**Material for the task:**
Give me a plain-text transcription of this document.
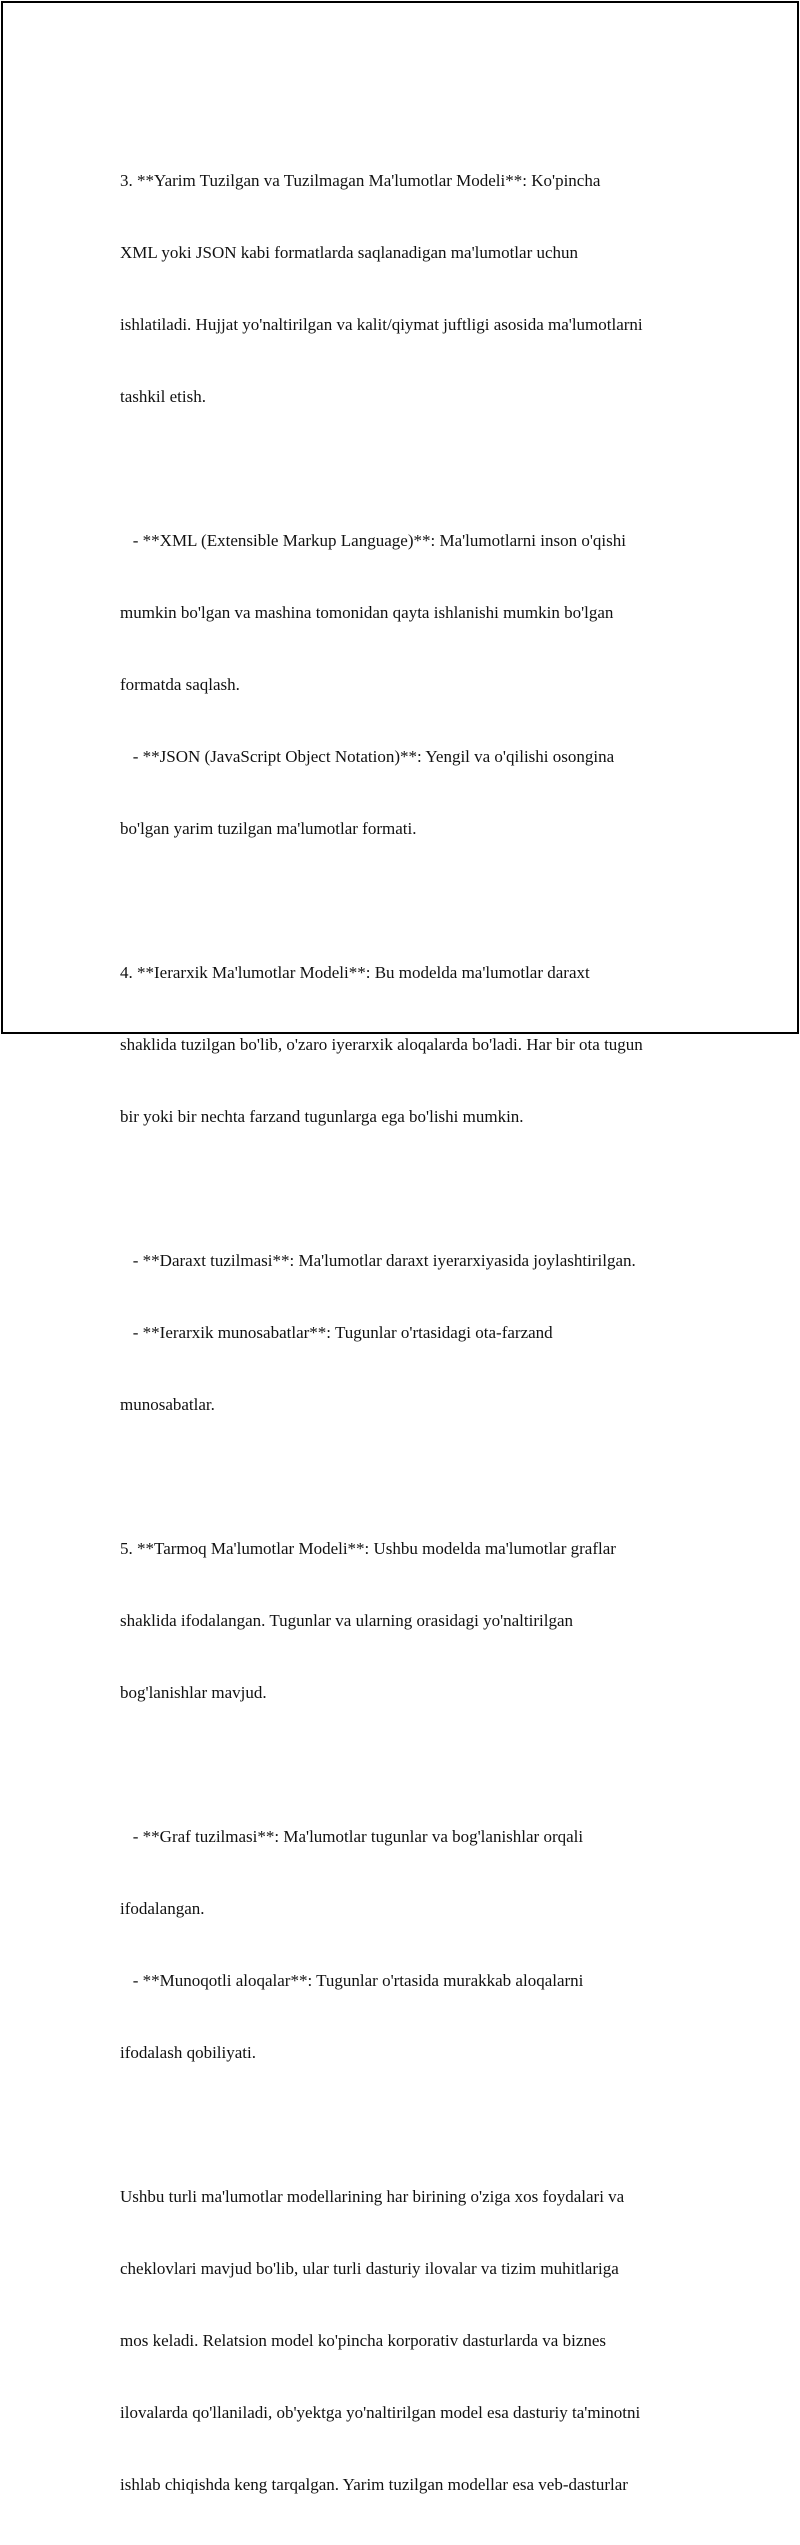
3. **Yarim Tuzilgan va Tuzilmagan Ma'lumotlar Modeli**: Ko'pincha

XML yoki JSON kabi formatlarda saqlanadigan ma'lumotlar uchun

ishlatiladi. Hujjat yo'naltirilgan va kalit/qiymat juftligi asosida ma'lumotlarni

tashkil etish.

- **XML (Extensible Markup Language)**: Ma'lumotlarni inson o'qishi

mumkin bo'lgan va mashina tomonidan qayta ishlanishi mumkin bo'lgan

formatda saqlash.

- **JSON (JavaScript Object Notation)**: Yengil va o'qilishi osongina

bo'lgan yarim tuzilgan ma'lumotlar formati.

4. **Ierarxik Ma'lumotlar Modeli**: Bu modelda ma'lumotlar daraxt

shaklida tuzilgan bo'lib, o'zaro iyerarxik aloqalarda bo'ladi. Har bir ota tugun

bir yoki bir nechta farzand tugunlarga ega bo'lishi mumkin.

- **Daraxt tuzilmasi**: Ma'lumotlar daraxt iyerarxiyasida joylashtirilgan.

- **Ierarxik munosabatlar**: Tugunlar o'rtasidagi ota-farzand

munosabatlar.

5. **Tarmoq Ma'lumotlar Modeli**: Ushbu modelda ma'lumotlar graflar

shaklida ifodalangan. Tugunlar va ularning orasidagi yo'naltirilgan

bog'lanishlar mavjud.

- **Graf tuzilmasi**: Ma'lumotlar tugunlar va bog'lanishlar orqali

ifodalangan.

- **Munoqotli aloqalar**: Tugunlar o'rtasida murakkab aloqalarni

ifodalash qobiliyati.

Ushbu turli ma'lumotlar modellarining har birining o'ziga xos foydalari va

cheklovlari mavjud bo'lib, ular turli dasturiy ilovalar va tizim muhitlariga

mos keladi. Relatsion model ko'pincha korporativ dasturlarda va biznes

ilovalarda qo'llaniladi, ob'yektga yo'naltirilgan model esa dasturiy ta'minotni

ishlab chiqishda keng tarqalgan. Yarim tuzilgan modellar esa veb-dasturlar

**Task prompt:** Copy each line above where the string "lumotlarni" occurs.

**Complete output:**
ishlatiladi. Hujjat yo'naltirilgan va kalit/qiymat juftligi asosida ma'lumotlarni
- **XML (Extensible Markup Language)**: Ma'lumotlarni inson o'qishi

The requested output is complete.